Edit all the rows below, putting "data-row" wherever "table-row" appears and keeping everything else the same. Leave the pictures out of your answer.

** Start of MATERIAL **

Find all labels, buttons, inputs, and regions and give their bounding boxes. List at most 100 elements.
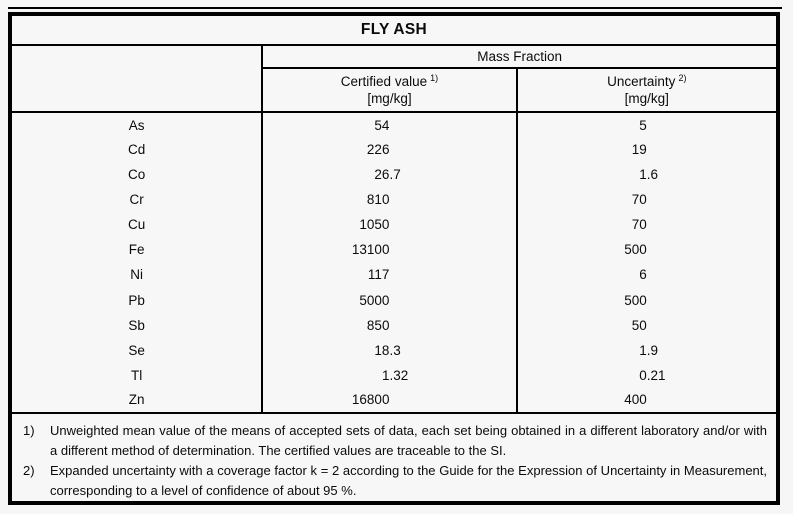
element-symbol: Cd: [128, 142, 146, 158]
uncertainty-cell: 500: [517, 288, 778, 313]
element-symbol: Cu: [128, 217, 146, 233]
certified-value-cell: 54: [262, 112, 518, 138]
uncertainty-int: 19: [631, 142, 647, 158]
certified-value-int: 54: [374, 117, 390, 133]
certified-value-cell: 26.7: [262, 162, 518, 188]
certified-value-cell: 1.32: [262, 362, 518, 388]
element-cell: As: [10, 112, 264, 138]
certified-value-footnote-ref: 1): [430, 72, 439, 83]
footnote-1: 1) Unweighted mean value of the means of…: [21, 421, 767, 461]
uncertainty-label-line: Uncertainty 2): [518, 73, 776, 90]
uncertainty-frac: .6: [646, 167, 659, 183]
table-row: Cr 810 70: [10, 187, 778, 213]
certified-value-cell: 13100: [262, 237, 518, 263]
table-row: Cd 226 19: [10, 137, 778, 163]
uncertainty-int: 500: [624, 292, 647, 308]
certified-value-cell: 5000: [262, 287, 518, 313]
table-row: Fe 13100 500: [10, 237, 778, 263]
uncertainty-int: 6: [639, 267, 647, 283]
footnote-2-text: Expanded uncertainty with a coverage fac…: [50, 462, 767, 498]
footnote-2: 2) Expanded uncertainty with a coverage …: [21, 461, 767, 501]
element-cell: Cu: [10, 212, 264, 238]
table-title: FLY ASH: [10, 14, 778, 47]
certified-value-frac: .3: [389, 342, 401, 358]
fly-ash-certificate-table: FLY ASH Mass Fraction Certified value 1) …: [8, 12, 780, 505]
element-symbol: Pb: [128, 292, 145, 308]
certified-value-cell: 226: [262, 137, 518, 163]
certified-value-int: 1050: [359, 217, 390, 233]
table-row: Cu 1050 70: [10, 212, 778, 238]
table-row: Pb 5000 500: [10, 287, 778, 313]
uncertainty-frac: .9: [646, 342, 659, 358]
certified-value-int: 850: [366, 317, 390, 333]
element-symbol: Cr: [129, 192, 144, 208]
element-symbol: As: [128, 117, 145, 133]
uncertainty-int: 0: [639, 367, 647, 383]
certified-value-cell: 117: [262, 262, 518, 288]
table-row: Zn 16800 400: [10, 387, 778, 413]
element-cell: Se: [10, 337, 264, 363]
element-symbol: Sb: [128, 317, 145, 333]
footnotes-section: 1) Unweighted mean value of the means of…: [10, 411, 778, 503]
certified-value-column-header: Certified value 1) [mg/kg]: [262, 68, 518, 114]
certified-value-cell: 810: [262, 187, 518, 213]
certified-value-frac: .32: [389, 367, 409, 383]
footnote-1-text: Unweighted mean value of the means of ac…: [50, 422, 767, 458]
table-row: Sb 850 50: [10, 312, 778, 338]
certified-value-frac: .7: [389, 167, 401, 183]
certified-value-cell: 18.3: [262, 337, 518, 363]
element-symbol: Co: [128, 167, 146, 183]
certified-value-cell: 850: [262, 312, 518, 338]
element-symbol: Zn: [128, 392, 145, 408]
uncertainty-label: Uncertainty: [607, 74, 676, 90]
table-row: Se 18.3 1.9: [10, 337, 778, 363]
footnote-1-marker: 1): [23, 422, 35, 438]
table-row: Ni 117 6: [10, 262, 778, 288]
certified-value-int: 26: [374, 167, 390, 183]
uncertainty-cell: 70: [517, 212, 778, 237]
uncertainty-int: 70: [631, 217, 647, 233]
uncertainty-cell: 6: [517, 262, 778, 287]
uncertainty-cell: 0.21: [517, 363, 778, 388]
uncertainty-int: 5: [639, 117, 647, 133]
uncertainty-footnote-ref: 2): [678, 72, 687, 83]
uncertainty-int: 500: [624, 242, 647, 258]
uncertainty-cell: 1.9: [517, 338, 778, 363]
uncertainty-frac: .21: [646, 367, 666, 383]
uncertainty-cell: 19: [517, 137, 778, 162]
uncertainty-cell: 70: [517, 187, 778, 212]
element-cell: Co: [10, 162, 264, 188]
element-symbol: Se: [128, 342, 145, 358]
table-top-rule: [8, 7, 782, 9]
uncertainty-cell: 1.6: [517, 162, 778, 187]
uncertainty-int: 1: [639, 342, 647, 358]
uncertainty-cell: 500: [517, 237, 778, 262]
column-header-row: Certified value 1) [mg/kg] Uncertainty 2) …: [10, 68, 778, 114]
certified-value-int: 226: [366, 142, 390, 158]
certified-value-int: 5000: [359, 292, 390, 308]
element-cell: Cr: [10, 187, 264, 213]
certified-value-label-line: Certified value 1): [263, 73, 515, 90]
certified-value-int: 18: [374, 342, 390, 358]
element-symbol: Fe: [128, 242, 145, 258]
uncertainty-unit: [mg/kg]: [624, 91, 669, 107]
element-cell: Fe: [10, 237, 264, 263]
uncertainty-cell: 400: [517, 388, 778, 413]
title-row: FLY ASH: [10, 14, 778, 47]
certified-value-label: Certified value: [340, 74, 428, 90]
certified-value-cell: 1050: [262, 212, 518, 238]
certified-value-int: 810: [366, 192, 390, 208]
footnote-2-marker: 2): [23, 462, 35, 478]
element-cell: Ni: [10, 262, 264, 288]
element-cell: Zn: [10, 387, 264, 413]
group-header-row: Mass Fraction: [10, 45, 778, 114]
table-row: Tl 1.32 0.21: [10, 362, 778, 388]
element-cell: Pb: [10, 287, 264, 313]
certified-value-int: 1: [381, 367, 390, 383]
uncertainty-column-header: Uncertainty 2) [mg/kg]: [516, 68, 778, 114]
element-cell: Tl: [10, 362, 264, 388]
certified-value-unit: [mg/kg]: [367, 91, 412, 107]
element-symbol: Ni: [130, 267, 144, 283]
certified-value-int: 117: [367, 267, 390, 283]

** End of MATERIAL **

SOLVED PROBLEM:
Find all labels, buttons, inputs, and regions and give their bounding boxes. List at most 100 elements.
element-symbol: Cd: [128, 142, 146, 158]
uncertainty-cell: 500: [517, 288, 778, 313]
element-symbol: Cu: [128, 217, 146, 233]
certified-value-cell: 54: [262, 112, 518, 138]
uncertainty-int: 19: [631, 142, 647, 158]
certified-value-int: 54: [374, 117, 390, 133]
certified-value-cell: 26.7: [262, 162, 518, 188]
certified-value-cell: 1.32: [262, 362, 518, 388]
element-cell: As: [10, 112, 264, 138]
certified-value-footnote-ref: 1): [430, 72, 439, 83]
footnote-1: 1) Unweighted mean value of the means of…: [21, 421, 767, 461]
uncertainty-label-line: Uncertainty 2): [518, 73, 776, 90]
uncertainty-frac: .6: [646, 167, 659, 183]
data-row: Cr 810 70: [10, 187, 778, 213]
certified-value-cell: 13100: [262, 237, 518, 263]
data-row: Cd 226 19: [10, 137, 778, 163]
uncertainty-int: 500: [624, 292, 647, 308]
certified-value-cell: 5000: [262, 287, 518, 313]
data-row: Fe 13100 500: [10, 237, 778, 263]
uncertainty-int: 6: [639, 267, 647, 283]
footnote-2-text: Expanded uncertainty with a coverage fac…: [50, 462, 767, 498]
footnote-2: 2) Expanded uncertainty with a coverage …: [21, 461, 767, 501]
element-cell: Cu: [10, 212, 264, 238]
table-title: FLY ASH: [10, 14, 778, 47]
certified-value-frac: .3: [389, 342, 401, 358]
fly-ash-certificate-table: FLY ASH Mass Fraction Certified value 1) …: [8, 12, 780, 505]
element-symbol: Pb: [128, 292, 145, 308]
certified-value-cell: 226: [262, 137, 518, 163]
certified-value-int: 1050: [359, 217, 390, 233]
data-row: Cu 1050 70: [10, 212, 778, 238]
data-row: Pb 5000 500: [10, 287, 778, 313]
uncertainty-frac: .9: [646, 342, 659, 358]
certified-value-int: 850: [366, 317, 390, 333]
element-symbol: Cr: [129, 192, 144, 208]
element-symbol: As: [128, 117, 145, 133]
uncertainty-int: 0: [639, 367, 647, 383]
certified-value-cell: 117: [262, 262, 518, 288]
data-row: Zn 16800 400: [10, 387, 778, 413]
element-cell: Se: [10, 337, 264, 363]
element-symbol: Sb: [128, 317, 145, 333]
footnotes-section: 1) Unweighted mean value of the means of…: [10, 411, 778, 503]
certified-value-column-header: Certified value 1) [mg/kg]: [262, 68, 518, 114]
certified-value-cell: 810: [262, 187, 518, 213]
certified-value-frac: .32: [389, 367, 409, 383]
footnote-1-text: Unweighted mean value of the means of ac…: [50, 422, 767, 458]
data-row: Sb 850 50: [10, 312, 778, 338]
certified-value-frac: .7: [389, 167, 401, 183]
certified-value-cell: 18.3: [262, 337, 518, 363]
element-symbol: Co: [128, 167, 146, 183]
certified-value-cell: 850: [262, 312, 518, 338]
element-symbol: Zn: [128, 392, 145, 408]
uncertainty-label: Uncertainty: [607, 74, 676, 90]
data-row: Se 18.3 1.9: [10, 337, 778, 363]
footnote-1-marker: 1): [23, 422, 35, 438]
data-row: Ni 117 6: [10, 262, 778, 288]
certified-value-int: 26: [374, 167, 390, 183]
uncertainty-cell: 70: [517, 212, 778, 237]
uncertainty-int: 70: [631, 217, 647, 233]
uncertainty-cell: 6: [517, 262, 778, 287]
uncertainty-cell: 0.21: [517, 363, 778, 388]
uncertainty-int: 5: [639, 117, 647, 133]
uncertainty-footnote-ref: 2): [678, 72, 687, 83]
uncertainty-int: 500: [624, 242, 647, 258]
uncertainty-cell: 1.9: [517, 338, 778, 363]
uncertainty-frac: .21: [646, 367, 666, 383]
uncertainty-cell: 19: [517, 137, 778, 162]
uncertainty-cell: 70: [517, 187, 778, 212]
element-cell: Co: [10, 162, 264, 188]
element-symbol: Se: [128, 342, 145, 358]
table-top-rule: [8, 7, 782, 9]
uncertainty-cell: 1.6: [517, 162, 778, 187]
uncertainty-int: 1: [639, 342, 647, 358]
uncertainty-cell: 500: [517, 237, 778, 262]
column-header-row: Certified value 1) [mg/kg] Uncertainty 2) …: [10, 68, 778, 114]
certified-value-int: 226: [366, 142, 390, 158]
certified-value-int: 5000: [359, 292, 390, 308]
element-cell: Cr: [10, 187, 264, 213]
certified-value-label-line: Certified value 1): [263, 73, 515, 90]
certified-value-int: 18: [374, 342, 390, 358]
element-symbol: Fe: [128, 242, 145, 258]
uncertainty-unit: [mg/kg]: [624, 91, 669, 107]
element-cell: Fe: [10, 237, 264, 263]
uncertainty-cell: 400: [517, 388, 778, 413]
title-row: FLY ASH: [10, 14, 778, 47]
certified-value-label: Certified value: [340, 74, 428, 90]
certified-value-cell: 1050: [262, 212, 518, 238]
certified-value-int: 810: [366, 192, 390, 208]
footnote-2-marker: 2): [23, 462, 35, 478]
element-cell: Ni: [10, 262, 264, 288]
element-cell: Zn: [10, 387, 264, 413]
group-header-row: Mass Fraction: [10, 45, 778, 114]
data-row: Tl 1.32 0.21: [10, 362, 778, 388]
element-cell: Pb: [10, 287, 264, 313]
certified-value-int: 1: [381, 367, 390, 383]
uncertainty-column-header: Uncertainty 2) [mg/kg]: [516, 68, 778, 114]
element-cell: Tl: [10, 362, 264, 388]
certified-value-unit: [mg/kg]: [367, 91, 412, 107]
element-symbol: Ni: [130, 267, 144, 283]
certified-value-int: 117: [367, 267, 390, 283]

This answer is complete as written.